**WORK TO DO:**
Your answer should be one number: how many lines of the records hold the string "район".

• • • • •

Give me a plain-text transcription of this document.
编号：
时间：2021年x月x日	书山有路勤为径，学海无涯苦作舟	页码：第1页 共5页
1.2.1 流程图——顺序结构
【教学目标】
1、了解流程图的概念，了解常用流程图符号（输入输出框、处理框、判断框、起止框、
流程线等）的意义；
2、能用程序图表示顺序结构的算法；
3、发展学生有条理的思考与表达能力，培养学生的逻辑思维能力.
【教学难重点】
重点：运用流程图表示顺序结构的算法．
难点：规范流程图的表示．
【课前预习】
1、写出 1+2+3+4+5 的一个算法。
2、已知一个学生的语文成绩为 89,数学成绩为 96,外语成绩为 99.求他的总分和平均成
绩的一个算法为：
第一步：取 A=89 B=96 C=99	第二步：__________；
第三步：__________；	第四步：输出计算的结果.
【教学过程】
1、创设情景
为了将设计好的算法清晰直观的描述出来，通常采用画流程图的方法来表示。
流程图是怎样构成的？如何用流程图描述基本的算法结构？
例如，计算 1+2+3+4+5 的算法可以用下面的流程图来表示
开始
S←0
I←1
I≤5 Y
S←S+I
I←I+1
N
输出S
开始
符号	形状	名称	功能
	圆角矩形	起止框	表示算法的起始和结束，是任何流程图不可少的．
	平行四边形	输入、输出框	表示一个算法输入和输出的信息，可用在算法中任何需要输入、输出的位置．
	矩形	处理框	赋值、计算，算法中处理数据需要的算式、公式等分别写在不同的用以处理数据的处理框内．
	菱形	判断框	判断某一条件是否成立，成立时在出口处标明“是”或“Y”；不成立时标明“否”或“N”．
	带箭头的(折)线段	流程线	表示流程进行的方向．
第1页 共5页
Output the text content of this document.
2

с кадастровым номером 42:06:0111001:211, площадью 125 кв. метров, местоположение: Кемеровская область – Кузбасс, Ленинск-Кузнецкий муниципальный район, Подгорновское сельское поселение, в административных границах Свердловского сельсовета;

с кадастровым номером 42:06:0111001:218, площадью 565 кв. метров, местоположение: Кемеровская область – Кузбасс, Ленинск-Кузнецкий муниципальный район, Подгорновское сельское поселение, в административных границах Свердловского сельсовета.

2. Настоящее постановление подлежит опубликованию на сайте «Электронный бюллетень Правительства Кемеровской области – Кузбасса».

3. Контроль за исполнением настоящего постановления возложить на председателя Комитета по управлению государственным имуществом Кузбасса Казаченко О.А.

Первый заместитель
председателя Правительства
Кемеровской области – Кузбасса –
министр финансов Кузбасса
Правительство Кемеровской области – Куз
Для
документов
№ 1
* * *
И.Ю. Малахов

• • • • •

**ANSWER BELOW:**
2